▸ Assignment
Swap "U.S. Senate" for "U.S. House" in the Palin article, then give back the portion from "Does Palin really" to "a local hero?".

▸ Passage to read
#####
Everything has changed: Palin’s personal horizon, her relations with the state’s other elected officials, the public’s sense of who she is.

Palin returned to her office Friday amid a brutal crossfire between detractors and defenders in the McCain camp. At the same time, however, a new national poll said 64 percent of Republicans consider her their top choice to run for president in 2012.

Does Palin really want to run for president in four years? And if she does, would it be best to find a way to the U.S. Senate, where she could acquire some of the big-time political and foreign-policy luster lacking in her first national campaign?

Or should she run again for governor in 2010, maintaining her “Washington-outsider” status by taking what one Republican strategist calls “the Hillary Clinton model,” rolling up her sleeves and re-establishing herself as a local hero?

So many questions, so many strategic choices, so many complications that didn’t exist a few short months ago.

What will all this mean to Alaska?

Time to take a deep breath and consider some of the key challenges that lie ahead for Sarah Palin.

1 Federal relations

Gov. Palin spent the last two months questioning the patriotism of the new president. She accused him of hanging out with terrorists. Palin now says it was just the rough-and-tumble of party politics. But how is that going to play when she goes to Washington looking for help with gas line construction or military base protection or exemption from environmental rules?

Is it going to be any better when she goes to Congress? Democrats may not want to polish the star of a future Republican rival. And Alaska’s veteran Republicans, assuming they make it back, are weakened by scandal and not on the best terms with Palin. The governor surprised Young when she endorsed his primary rival this year, and she called for Stevens to resign. Awkward.

Beyond that, Palin campaigned with Sen. John McCain as the scourge of earmarks, and Young and Stevens are the earmarking champs. Everybody has heard by now of our Permanent Fund and those $1,200 checks. Remember when Palin said if Alaskans want to build those bridges, we’d pay for them ourselves?

2 Eternal suspicion

For the rest of her career in Alaska, every move Palin makes will be second-guessed for ulterior motives. Is she taking on this or that priority because it’s good for the state or because it looks good on her resume?

If she travels to New Hampshire to meet with Republicans, is the state paying for her long-distance calls home? Who decided to put the governor’s photo on that tourism brochure? Imagine the snarkiness that will erupt if she flies off to meet industrialists in China or oil ministers in Geneva (never mind that Frank Murkowski spent hundreds of thousands of dollars in travel his last two years as governor and was gone 112 days over that time).

Alaskans might choose to shrug off some of Palin’s future efforts as legitimate state business. But the national press and bloggers, keeping Alaska under close surveillance, will be jostling one another for fresh angles.
#####
(Structured page parsing data)
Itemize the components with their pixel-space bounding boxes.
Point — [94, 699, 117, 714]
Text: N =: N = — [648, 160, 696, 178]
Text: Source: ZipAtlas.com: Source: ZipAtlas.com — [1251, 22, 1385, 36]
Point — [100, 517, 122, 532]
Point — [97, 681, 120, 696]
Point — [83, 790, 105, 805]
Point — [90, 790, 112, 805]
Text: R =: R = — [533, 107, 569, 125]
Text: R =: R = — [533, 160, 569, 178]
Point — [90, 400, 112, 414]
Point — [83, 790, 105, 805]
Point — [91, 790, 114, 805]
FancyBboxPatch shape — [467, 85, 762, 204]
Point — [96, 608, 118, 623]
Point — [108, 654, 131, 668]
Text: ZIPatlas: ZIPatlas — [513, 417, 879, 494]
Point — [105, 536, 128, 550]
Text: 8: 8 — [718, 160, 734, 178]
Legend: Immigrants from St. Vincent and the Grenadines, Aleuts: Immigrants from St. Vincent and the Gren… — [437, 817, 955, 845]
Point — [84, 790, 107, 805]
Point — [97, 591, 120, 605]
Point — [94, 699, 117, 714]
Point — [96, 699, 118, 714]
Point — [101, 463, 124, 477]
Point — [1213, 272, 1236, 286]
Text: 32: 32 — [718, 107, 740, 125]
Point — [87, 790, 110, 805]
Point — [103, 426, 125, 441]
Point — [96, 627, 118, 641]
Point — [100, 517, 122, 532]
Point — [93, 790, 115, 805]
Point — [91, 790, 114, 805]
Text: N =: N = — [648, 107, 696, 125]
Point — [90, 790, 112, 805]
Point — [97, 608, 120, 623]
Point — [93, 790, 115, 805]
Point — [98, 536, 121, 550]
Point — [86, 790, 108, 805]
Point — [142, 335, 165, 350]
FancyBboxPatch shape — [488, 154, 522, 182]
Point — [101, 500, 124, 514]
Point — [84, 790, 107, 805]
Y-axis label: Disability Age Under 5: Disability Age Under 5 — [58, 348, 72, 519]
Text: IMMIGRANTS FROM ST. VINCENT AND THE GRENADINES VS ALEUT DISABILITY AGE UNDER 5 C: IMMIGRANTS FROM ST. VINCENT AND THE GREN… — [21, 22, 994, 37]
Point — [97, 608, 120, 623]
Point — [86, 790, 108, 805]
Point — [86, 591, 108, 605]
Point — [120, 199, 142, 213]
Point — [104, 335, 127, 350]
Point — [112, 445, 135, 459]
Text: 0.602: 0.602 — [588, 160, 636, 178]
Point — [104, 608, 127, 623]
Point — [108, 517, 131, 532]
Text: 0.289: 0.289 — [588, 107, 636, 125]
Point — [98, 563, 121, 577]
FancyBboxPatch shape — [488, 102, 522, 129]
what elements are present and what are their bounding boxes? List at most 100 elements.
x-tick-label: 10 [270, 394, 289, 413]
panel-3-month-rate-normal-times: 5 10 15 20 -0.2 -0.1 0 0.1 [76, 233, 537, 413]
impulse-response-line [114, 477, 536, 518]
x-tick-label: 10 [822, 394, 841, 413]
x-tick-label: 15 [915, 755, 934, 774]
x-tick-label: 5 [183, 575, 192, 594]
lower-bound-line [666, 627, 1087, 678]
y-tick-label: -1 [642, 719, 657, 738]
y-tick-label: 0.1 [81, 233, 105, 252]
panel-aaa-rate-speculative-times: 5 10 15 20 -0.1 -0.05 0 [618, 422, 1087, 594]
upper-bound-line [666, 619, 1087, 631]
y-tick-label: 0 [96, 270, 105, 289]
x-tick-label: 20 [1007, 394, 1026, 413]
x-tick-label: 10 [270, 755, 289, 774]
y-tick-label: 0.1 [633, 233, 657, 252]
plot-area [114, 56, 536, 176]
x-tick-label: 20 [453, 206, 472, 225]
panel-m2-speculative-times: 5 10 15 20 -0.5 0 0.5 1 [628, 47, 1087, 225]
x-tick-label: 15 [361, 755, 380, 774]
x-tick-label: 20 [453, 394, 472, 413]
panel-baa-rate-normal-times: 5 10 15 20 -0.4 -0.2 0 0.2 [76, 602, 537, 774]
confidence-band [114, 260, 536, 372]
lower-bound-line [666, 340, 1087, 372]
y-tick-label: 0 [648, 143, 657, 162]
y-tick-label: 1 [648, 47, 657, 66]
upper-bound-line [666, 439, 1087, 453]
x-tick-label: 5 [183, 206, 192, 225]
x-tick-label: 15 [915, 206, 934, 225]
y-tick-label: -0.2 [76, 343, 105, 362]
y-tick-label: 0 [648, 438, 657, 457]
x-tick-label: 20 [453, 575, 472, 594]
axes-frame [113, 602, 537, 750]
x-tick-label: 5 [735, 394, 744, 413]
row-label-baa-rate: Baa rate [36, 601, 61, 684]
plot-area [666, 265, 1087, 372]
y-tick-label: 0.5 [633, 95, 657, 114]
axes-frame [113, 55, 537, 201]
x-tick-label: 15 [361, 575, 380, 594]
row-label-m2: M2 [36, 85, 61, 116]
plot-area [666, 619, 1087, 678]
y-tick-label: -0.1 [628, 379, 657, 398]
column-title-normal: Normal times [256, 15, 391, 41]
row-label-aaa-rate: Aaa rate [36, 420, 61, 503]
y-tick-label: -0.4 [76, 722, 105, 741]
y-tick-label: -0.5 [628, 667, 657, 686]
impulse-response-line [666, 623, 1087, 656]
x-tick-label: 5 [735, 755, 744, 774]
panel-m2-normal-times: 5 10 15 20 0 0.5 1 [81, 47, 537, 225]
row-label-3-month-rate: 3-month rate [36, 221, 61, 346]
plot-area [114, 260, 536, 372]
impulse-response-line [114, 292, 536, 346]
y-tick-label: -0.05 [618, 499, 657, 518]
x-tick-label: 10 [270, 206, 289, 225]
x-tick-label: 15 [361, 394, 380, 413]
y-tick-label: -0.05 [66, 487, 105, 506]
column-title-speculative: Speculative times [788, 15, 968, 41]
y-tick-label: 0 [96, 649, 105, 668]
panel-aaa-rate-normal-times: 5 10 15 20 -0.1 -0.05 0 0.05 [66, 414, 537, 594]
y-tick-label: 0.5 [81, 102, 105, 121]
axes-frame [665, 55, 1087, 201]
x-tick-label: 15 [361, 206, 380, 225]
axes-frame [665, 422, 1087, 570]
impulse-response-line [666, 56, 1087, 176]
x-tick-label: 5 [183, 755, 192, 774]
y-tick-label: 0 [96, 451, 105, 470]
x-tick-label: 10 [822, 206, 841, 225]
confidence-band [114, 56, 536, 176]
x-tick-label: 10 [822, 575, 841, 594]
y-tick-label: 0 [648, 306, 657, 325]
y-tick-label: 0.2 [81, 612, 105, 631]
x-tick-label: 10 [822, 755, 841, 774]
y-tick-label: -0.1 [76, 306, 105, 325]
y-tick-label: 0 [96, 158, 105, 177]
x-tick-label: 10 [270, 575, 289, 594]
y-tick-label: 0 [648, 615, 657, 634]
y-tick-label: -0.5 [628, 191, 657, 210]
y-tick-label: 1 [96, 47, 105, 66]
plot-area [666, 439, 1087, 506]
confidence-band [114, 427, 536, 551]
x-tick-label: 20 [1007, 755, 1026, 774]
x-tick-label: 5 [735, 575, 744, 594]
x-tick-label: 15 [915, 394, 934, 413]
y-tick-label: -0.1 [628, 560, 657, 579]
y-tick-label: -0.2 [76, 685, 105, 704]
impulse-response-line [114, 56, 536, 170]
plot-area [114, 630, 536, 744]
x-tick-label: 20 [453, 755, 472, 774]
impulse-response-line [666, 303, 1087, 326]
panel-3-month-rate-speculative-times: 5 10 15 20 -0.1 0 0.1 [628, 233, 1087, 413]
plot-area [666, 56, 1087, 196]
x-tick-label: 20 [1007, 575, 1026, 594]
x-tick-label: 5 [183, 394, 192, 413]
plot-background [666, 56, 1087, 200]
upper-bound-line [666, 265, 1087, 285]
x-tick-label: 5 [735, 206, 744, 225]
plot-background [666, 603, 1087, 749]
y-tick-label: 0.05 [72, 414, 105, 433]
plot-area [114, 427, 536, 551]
#####
▸ Exercise solution
Does Palin really want to run for president in four years? And if she does, would it be best to find a way to the U.S. House, where she could acquire some of the big-time political and foreign-policy luster lacking in her first national campaign?

Or should she run again for governor in 2010, maintaining her “Washington-outsider” status by taking what one Republican strategist calls “the Hillary Clinton model,” rolling up her sleeves and re-establishing herself as a local hero?